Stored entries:
━━━━━━━━
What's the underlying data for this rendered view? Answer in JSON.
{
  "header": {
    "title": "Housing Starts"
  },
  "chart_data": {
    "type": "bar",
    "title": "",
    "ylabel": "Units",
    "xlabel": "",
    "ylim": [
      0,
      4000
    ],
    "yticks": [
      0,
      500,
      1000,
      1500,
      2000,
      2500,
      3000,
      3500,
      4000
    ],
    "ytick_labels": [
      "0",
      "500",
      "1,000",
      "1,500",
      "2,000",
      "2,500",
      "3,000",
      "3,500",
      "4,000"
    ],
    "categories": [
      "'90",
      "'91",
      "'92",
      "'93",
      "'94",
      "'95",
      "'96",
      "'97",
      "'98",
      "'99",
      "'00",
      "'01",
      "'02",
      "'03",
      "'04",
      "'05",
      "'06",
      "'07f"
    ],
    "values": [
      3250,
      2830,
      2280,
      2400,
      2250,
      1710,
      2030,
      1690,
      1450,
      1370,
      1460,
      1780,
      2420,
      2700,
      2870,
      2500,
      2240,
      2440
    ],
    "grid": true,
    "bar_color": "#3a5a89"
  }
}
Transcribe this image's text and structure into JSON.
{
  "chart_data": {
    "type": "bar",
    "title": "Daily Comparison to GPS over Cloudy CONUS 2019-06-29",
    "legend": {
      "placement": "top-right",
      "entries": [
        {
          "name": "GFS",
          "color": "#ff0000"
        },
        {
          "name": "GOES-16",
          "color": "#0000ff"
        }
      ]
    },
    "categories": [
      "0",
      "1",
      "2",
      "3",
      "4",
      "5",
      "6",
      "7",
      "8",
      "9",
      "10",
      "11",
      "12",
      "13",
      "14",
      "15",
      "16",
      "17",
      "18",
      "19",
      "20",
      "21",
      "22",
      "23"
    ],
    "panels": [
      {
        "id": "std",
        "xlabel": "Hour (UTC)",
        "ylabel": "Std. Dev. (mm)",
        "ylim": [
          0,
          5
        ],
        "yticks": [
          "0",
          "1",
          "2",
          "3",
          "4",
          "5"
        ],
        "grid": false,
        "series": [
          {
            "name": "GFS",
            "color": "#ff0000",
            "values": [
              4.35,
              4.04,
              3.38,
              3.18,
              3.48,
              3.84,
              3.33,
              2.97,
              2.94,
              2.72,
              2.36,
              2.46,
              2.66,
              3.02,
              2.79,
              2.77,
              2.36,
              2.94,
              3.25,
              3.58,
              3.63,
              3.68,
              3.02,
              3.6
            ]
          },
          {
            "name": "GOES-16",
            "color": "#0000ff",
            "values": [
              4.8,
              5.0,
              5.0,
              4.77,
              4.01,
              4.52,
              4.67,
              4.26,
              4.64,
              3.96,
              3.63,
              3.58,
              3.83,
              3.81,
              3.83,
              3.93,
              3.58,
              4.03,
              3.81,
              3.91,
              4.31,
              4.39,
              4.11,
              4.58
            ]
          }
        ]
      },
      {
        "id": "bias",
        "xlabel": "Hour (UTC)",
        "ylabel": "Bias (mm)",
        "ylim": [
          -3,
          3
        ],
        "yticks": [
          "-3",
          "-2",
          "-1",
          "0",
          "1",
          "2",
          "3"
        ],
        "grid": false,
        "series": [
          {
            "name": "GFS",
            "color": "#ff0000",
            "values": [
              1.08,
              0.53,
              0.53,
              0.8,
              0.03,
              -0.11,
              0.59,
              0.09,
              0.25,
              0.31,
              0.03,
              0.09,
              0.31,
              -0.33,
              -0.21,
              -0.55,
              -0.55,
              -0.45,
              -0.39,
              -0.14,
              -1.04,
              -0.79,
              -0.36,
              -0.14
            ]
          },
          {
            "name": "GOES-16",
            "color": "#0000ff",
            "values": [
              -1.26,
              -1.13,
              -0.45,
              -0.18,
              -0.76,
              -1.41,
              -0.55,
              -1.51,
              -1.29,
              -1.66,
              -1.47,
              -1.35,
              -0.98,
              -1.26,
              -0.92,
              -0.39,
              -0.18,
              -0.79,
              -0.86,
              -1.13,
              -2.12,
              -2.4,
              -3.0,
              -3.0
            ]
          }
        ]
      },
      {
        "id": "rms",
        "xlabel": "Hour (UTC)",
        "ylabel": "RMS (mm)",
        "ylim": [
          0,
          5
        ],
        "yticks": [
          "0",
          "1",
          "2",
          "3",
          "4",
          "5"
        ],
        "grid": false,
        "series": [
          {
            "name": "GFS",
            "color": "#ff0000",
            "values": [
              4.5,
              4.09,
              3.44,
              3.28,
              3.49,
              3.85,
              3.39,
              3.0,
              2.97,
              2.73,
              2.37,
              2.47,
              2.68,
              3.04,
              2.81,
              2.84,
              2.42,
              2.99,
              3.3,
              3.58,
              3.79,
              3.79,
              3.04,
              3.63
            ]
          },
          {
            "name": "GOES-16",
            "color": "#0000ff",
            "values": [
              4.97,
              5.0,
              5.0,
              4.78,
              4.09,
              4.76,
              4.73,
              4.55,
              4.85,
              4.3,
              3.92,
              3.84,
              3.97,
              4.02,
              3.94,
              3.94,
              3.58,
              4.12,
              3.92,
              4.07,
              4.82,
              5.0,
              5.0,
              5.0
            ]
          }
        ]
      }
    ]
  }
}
━━━━━━━━
__What the exercise asks__: Return each line where "JSON" shows up.

__Output of the exercise__:
What's the underlying data for this rendered view? Answer in JSON.
Transcribe this image's text and structure into JSON.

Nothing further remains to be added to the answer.